Work instructions: Pull out every line with the word "относят".

Input records:
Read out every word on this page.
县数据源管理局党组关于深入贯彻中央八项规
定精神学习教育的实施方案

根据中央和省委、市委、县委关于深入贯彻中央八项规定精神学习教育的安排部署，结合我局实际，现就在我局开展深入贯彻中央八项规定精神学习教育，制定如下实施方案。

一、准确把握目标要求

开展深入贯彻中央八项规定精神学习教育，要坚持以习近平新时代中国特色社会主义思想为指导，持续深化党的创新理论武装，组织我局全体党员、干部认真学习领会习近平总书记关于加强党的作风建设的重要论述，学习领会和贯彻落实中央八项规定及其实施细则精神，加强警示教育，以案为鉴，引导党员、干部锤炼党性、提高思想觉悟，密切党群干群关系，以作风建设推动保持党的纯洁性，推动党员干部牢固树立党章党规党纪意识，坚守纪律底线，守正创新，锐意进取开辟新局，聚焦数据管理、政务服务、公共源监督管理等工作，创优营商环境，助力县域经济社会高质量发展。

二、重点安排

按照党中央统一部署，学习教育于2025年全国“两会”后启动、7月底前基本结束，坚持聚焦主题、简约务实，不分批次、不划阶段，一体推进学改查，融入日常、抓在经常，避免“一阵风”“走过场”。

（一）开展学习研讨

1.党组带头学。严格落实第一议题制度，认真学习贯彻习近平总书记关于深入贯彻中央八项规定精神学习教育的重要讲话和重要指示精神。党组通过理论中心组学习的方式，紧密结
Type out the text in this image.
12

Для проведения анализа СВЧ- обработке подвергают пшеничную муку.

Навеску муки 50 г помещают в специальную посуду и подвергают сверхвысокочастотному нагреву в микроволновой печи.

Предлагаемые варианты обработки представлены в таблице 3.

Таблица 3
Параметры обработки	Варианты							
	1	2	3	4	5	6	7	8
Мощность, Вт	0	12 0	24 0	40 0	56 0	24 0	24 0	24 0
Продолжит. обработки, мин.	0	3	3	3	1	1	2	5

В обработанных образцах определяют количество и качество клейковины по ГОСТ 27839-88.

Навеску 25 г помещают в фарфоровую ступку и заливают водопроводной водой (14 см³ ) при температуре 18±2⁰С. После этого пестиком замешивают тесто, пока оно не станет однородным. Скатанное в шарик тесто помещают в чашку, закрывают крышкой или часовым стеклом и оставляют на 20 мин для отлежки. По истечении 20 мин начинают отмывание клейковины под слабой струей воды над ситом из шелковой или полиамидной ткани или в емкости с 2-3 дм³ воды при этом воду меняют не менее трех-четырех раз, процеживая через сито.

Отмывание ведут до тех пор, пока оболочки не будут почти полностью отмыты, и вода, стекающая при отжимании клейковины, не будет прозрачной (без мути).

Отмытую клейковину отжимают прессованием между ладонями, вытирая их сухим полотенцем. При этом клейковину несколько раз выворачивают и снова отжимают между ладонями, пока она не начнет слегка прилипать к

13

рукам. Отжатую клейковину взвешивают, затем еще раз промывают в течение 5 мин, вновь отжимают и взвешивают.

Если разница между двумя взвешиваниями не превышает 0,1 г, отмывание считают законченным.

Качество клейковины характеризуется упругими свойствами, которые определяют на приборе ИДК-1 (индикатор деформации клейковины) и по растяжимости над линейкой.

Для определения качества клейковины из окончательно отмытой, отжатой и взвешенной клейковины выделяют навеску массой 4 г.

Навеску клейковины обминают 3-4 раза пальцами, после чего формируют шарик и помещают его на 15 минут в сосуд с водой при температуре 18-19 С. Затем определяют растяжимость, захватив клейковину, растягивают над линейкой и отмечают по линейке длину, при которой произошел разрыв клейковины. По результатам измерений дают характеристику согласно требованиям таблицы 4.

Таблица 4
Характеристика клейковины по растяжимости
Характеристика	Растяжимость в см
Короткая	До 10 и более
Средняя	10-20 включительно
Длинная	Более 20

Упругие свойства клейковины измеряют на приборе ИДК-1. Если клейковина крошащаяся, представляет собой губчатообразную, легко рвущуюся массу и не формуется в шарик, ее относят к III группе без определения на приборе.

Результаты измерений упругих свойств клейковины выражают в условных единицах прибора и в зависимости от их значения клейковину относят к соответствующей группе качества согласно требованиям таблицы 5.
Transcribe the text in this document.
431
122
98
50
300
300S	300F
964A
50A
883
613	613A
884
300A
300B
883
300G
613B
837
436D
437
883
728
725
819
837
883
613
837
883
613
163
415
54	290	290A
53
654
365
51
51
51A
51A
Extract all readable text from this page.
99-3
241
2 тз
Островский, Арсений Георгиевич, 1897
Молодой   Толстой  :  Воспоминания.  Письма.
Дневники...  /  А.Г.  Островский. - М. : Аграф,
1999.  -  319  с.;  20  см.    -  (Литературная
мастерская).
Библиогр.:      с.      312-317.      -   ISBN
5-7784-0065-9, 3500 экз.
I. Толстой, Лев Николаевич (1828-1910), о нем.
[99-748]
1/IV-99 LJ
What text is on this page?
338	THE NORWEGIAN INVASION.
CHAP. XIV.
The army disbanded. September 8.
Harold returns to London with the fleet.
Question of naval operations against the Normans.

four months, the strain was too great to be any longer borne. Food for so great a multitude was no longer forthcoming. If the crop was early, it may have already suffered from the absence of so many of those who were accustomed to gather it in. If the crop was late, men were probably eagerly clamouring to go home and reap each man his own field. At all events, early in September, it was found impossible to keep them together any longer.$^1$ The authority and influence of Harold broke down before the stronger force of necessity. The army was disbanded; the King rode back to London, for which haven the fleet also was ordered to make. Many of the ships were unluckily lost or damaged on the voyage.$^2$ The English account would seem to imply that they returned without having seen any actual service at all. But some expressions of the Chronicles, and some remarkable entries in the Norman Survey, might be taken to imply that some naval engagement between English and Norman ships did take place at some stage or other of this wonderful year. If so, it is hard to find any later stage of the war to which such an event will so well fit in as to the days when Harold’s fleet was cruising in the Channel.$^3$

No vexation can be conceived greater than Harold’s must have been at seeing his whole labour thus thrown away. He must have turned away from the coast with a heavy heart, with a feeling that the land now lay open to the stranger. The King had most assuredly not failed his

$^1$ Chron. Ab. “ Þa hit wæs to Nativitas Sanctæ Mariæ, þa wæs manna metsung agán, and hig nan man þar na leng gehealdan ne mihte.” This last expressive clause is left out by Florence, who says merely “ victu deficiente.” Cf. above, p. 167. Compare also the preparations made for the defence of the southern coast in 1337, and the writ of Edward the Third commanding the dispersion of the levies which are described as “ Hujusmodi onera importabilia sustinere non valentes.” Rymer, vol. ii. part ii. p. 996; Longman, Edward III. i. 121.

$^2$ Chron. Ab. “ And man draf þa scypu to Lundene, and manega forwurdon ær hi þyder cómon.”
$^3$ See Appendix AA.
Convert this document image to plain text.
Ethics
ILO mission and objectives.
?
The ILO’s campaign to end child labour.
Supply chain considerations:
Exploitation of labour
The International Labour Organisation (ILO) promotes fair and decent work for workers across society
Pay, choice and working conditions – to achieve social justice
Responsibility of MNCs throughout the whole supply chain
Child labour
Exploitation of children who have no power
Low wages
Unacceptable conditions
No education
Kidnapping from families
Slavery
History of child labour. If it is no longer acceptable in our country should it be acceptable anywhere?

Worked solution:
Упругие свойства клейковины измеряют на приборе ИДК-1. Если клейковина крошащаяся, представляет собой губчатообразную, легко рвущуюся массу и не формуется в шарик, ее относят к III группе без определения на приборе.
Результаты измерений упругих свойств клейковины выражают в условных единицах прибора и в зависимости от их значения клейковину относят к соответствующей группе качества согласно требованиям таблицы 5.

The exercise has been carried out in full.